_Your instructions:_ Omit every picture and write out the rest of the records exactly.

_Data section:_
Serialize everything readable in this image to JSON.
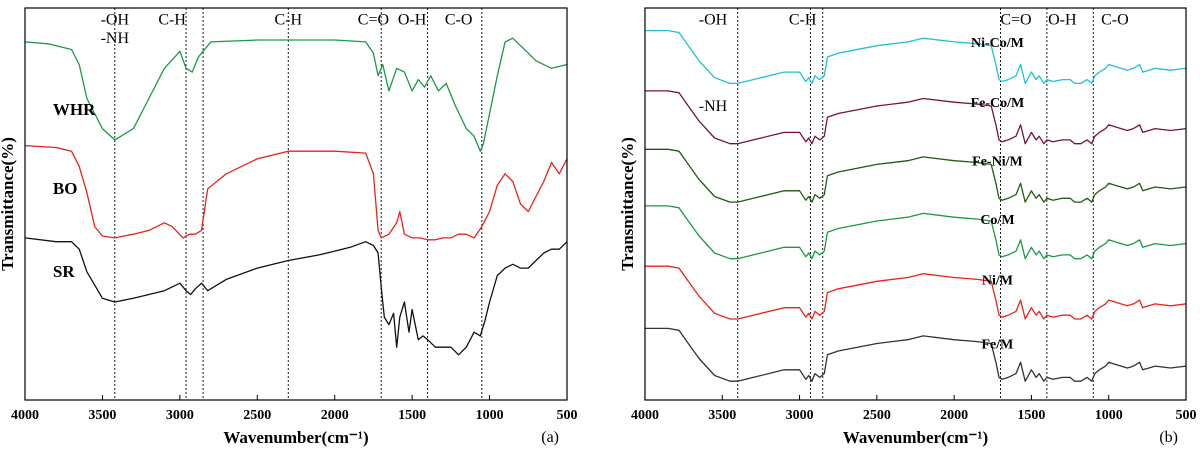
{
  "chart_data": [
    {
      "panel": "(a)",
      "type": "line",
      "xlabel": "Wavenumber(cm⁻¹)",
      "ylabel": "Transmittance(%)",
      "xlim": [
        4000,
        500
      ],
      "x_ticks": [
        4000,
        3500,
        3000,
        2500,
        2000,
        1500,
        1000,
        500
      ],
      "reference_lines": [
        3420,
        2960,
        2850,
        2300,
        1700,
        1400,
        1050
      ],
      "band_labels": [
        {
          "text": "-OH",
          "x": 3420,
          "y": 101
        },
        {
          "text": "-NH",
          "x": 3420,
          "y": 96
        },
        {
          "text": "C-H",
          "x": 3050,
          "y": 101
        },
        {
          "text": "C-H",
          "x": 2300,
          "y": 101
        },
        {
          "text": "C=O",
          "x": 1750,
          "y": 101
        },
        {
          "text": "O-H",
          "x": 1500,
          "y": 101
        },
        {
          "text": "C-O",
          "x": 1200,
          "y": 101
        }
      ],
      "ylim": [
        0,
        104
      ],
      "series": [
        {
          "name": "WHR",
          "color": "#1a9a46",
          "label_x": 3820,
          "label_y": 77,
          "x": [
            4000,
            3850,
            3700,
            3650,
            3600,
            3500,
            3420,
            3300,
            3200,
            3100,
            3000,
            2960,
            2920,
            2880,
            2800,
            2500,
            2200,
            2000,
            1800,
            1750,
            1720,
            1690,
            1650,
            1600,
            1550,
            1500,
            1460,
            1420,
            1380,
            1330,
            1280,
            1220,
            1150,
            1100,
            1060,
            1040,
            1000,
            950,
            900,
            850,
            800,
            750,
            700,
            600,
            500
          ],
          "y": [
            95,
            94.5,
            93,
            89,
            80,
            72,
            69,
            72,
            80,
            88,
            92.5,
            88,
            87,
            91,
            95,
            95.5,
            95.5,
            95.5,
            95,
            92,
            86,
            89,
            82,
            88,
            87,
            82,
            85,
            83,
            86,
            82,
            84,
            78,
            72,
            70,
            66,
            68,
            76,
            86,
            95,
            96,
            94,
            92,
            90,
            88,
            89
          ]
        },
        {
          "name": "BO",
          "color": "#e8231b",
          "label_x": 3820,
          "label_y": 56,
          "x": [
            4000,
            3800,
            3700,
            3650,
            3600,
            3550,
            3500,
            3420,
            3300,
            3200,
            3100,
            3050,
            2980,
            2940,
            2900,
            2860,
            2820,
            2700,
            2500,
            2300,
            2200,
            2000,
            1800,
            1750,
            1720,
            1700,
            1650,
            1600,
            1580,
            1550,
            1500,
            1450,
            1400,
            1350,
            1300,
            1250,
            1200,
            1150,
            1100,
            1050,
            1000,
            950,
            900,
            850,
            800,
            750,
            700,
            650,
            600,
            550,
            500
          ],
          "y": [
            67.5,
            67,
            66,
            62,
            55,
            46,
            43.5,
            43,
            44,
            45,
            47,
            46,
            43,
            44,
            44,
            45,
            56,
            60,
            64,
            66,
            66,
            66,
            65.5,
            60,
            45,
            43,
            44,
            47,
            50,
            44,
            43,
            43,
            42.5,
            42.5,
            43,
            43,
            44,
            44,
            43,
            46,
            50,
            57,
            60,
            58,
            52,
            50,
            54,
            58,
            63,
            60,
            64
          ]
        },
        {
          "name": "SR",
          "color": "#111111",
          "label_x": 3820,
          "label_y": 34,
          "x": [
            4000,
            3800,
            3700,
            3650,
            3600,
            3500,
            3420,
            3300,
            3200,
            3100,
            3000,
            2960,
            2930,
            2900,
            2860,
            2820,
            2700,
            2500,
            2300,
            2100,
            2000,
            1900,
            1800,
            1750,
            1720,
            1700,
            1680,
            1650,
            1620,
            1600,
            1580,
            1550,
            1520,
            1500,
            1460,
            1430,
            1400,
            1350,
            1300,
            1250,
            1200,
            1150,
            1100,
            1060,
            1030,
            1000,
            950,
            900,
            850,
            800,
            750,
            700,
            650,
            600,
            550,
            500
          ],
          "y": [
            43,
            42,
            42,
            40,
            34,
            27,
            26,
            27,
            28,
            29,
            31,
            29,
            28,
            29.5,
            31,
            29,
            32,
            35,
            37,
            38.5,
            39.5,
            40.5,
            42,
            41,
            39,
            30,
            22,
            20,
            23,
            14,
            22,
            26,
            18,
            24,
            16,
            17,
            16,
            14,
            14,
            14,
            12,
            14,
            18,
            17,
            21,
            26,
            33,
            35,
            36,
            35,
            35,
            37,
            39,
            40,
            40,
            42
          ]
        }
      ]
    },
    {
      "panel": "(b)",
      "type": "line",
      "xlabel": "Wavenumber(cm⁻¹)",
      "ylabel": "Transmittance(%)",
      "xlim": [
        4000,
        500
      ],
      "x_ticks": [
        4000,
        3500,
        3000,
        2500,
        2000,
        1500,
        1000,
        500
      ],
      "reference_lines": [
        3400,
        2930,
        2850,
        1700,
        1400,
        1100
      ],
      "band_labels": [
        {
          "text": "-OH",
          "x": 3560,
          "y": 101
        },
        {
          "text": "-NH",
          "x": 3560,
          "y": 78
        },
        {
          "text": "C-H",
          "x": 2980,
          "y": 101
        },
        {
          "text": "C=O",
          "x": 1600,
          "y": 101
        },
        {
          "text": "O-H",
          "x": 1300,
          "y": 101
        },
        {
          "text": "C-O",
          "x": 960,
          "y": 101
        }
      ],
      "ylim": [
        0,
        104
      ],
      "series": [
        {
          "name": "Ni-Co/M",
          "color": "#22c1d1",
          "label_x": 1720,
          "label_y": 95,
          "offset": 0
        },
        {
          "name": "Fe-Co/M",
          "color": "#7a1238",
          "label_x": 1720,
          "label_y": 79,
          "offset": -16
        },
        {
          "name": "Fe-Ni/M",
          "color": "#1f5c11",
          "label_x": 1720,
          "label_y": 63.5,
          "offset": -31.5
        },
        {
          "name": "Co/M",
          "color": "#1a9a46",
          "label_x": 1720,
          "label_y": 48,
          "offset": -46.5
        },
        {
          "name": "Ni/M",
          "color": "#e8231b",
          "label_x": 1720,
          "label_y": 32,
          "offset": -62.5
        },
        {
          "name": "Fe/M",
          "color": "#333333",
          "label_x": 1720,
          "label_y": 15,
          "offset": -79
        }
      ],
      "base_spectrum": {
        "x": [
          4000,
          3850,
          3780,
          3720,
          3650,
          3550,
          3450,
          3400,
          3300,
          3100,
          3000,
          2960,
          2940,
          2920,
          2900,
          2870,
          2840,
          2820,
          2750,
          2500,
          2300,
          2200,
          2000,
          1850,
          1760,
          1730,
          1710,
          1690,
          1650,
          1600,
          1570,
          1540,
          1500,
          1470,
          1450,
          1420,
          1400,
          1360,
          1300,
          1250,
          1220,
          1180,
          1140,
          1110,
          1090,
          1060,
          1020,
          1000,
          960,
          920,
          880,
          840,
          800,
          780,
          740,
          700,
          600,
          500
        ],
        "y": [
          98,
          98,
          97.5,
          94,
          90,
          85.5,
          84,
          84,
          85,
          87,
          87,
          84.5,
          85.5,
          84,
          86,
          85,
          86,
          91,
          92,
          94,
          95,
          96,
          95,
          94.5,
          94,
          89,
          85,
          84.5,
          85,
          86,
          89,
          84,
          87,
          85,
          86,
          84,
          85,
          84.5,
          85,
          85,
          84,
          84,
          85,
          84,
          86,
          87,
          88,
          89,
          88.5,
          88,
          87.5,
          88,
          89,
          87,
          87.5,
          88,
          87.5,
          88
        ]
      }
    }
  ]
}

_Complete answer:_
Serialize everything readable in this image to JSON.
{
  "chart_data": [
    {
      "panel": "(a)",
      "type": "line",
      "xlabel": "Wavenumber(cm⁻¹)",
      "ylabel": "Transmittance(%)",
      "xlim": [
        4000,
        500
      ],
      "x_ticks": [
        4000,
        3500,
        3000,
        2500,
        2000,
        1500,
        1000,
        500
      ],
      "reference_lines": [
        3420,
        2960,
        2850,
        2300,
        1700,
        1400,
        1050
      ],
      "band_labels": [
        {
          "text": "-OH",
          "x": 3420,
          "y": 101
        },
        {
          "text": "-NH",
          "x": 3420,
          "y": 96
        },
        {
          "text": "C-H",
          "x": 3050,
          "y": 101
        },
        {
          "text": "C-H",
          "x": 2300,
          "y": 101
        },
        {
          "text": "C=O",
          "x": 1750,
          "y": 101
        },
        {
          "text": "O-H",
          "x": 1500,
          "y": 101
        },
        {
          "text": "C-O",
          "x": 1200,
          "y": 101
        }
      ],
      "ylim": [
        0,
        104
      ],
      "series": [
        {
          "name": "WHR",
          "color": "#1a9a46",
          "label_x": 3820,
          "label_y": 77,
          "x": [
            4000,
            3850,
            3700,
            3650,
            3600,
            3500,
            3420,
            3300,
            3200,
            3100,
            3000,
            2960,
            2920,
            2880,
            2800,
            2500,
            2200,
            2000,
            1800,
            1750,
            1720,
            1690,
            1650,
            1600,
            1550,
            1500,
            1460,
            1420,
            1380,
            1330,
            1280,
            1220,
            1150,
            1100,
            1060,
            1040,
            1000,
            950,
            900,
            850,
            800,
            750,
            700,
            600,
            500
          ],
          "y": [
            95,
            94.5,
            93,
            89,
            80,
            72,
            69,
            72,
            80,
            88,
            92.5,
            88,
            87,
            91,
            95,
            95.5,
            95.5,
            95.5,
            95,
            92,
            86,
            89,
            82,
            88,
            87,
            82,
            85,
            83,
            86,
            82,
            84,
            78,
            72,
            70,
            66,
            68,
            76,
            86,
            95,
            96,
            94,
            92,
            90,
            88,
            89
          ]
        },
        {
          "name": "BO",
          "color": "#e8231b",
          "label_x": 3820,
          "label_y": 56,
          "x": [
            4000,
            3800,
            3700,
            3650,
            3600,
            3550,
            3500,
            3420,
            3300,
            3200,
            3100,
            3050,
            2980,
            2940,
            2900,
            2860,
            2820,
            2700,
            2500,
            2300,
            2200,
            2000,
            1800,
            1750,
            1720,
            1700,
            1650,
            1600,
            1580,
            1550,
            1500,
            1450,
            1400,
            1350,
            1300,
            1250,
            1200,
            1150,
            1100,
            1050,
            1000,
            950,
            900,
            850,
            800,
            750,
            700,
            650,
            600,
            550,
            500
          ],
          "y": [
            67.5,
            67,
            66,
            62,
            55,
            46,
            43.5,
            43,
            44,
            45,
            47,
            46,
            43,
            44,
            44,
            45,
            56,
            60,
            64,
            66,
            66,
            66,
            65.5,
            60,
            45,
            43,
            44,
            47,
            50,
            44,
            43,
            43,
            42.5,
            42.5,
            43,
            43,
            44,
            44,
            43,
            46,
            50,
            57,
            60,
            58,
            52,
            50,
            54,
            58,
            63,
            60,
            64
          ]
        },
        {
          "name": "SR",
          "color": "#111111",
          "label_x": 3820,
          "label_y": 34,
          "x": [
            4000,
            3800,
            3700,
            3650,
            3600,
            3500,
            3420,
            3300,
            3200,
            3100,
            3000,
            2960,
            2930,
            2900,
            2860,
            2820,
            2700,
            2500,
            2300,
            2100,
            2000,
            1900,
            1800,
            1750,
            1720,
            1700,
            1680,
            1650,
            1620,
            1600,
            1580,
            1550,
            1520,
            1500,
            1460,
            1430,
            1400,
            1350,
            1300,
            1250,
            1200,
            1150,
            1100,
            1060,
            1030,
            1000,
            950,
            900,
            850,
            800,
            750,
            700,
            650,
            600,
            550,
            500
          ],
          "y": [
            43,
            42,
            42,
            40,
            34,
            27,
            26,
            27,
            28,
            29,
            31,
            29,
            28,
            29.5,
            31,
            29,
            32,
            35,
            37,
            38.5,
            39.5,
            40.5,
            42,
            41,
            39,
            30,
            22,
            20,
            23,
            14,
            22,
            26,
            18,
            24,
            16,
            17,
            16,
            14,
            14,
            14,
            12,
            14,
            18,
            17,
            21,
            26,
            33,
            35,
            36,
            35,
            35,
            37,
            39,
            40,
            40,
            42
          ]
        }
      ]
    },
    {
      "panel": "(b)",
      "type": "line",
      "xlabel": "Wavenumber(cm⁻¹)",
      "ylabel": "Transmittance(%)",
      "xlim": [
        4000,
        500
      ],
      "x_ticks": [
        4000,
        3500,
        3000,
        2500,
        2000,
        1500,
        1000,
        500
      ],
      "reference_lines": [
        3400,
        2930,
        2850,
        1700,
        1400,
        1100
      ],
      "band_labels": [
        {
          "text": "-OH",
          "x": 3560,
          "y": 101
        },
        {
          "text": "-NH",
          "x": 3560,
          "y": 78
        },
        {
          "text": "C-H",
          "x": 2980,
          "y": 101
        },
        {
          "text": "C=O",
          "x": 1600,
          "y": 101
        },
        {
          "text": "O-H",
          "x": 1300,
          "y": 101
        },
        {
          "text": "C-O",
          "x": 960,
          "y": 101
        }
      ],
      "ylim": [
        0,
        104
      ],
      "series": [
        {
          "name": "Ni-Co/M",
          "color": "#22c1d1",
          "label_x": 1720,
          "label_y": 95,
          "offset": 0
        },
        {
          "name": "Fe-Co/M",
          "color": "#7a1238",
          "label_x": 1720,
          "label_y": 79,
          "offset": -16
        },
        {
          "name": "Fe-Ni/M",
          "color": "#1f5c11",
          "label_x": 1720,
          "label_y": 63.5,
          "offset": -31.5
        },
        {
          "name": "Co/M",
          "color": "#1a9a46",
          "label_x": 1720,
          "label_y": 48,
          "offset": -46.5
        },
        {
          "name": "Ni/M",
          "color": "#e8231b",
          "label_x": 1720,
          "label_y": 32,
          "offset": -62.5
        },
        {
          "name": "Fe/M",
          "color": "#333333",
          "label_x": 1720,
          "label_y": 15,
          "offset": -79
        }
      ],
      "base_spectrum": {
        "x": [
          4000,
          3850,
          3780,
          3720,
          3650,
          3550,
          3450,
          3400,
          3300,
          3100,
          3000,
          2960,
          2940,
          2920,
          2900,
          2870,
          2840,
          2820,
          2750,
          2500,
          2300,
          2200,
          2000,
          1850,
          1760,
          1730,
          1710,
          1690,
          1650,
          1600,
          1570,
          1540,
          1500,
          1470,
          1450,
          1420,
          1400,
          1360,
          1300,
          1250,
          1220,
          1180,
          1140,
          1110,
          1090,
          1060,
          1020,
          1000,
          960,
          920,
          880,
          840,
          800,
          780,
          740,
          700,
          600,
          500
        ],
        "y": [
          98,
          98,
          97.5,
          94,
          90,
          85.5,
          84,
          84,
          85,
          87,
          87,
          84.5,
          85.5,
          84,
          86,
          85,
          86,
          91,
          92,
          94,
          95,
          96,
          95,
          94.5,
          94,
          89,
          85,
          84.5,
          85,
          86,
          89,
          84,
          87,
          85,
          86,
          84,
          85,
          84.5,
          85,
          85,
          84,
          84,
          85,
          84,
          86,
          87,
          88,
          89,
          88.5,
          88,
          87.5,
          88,
          89,
          87,
          87.5,
          88,
          87.5,
          88
        ]
      }
    }
  ]
}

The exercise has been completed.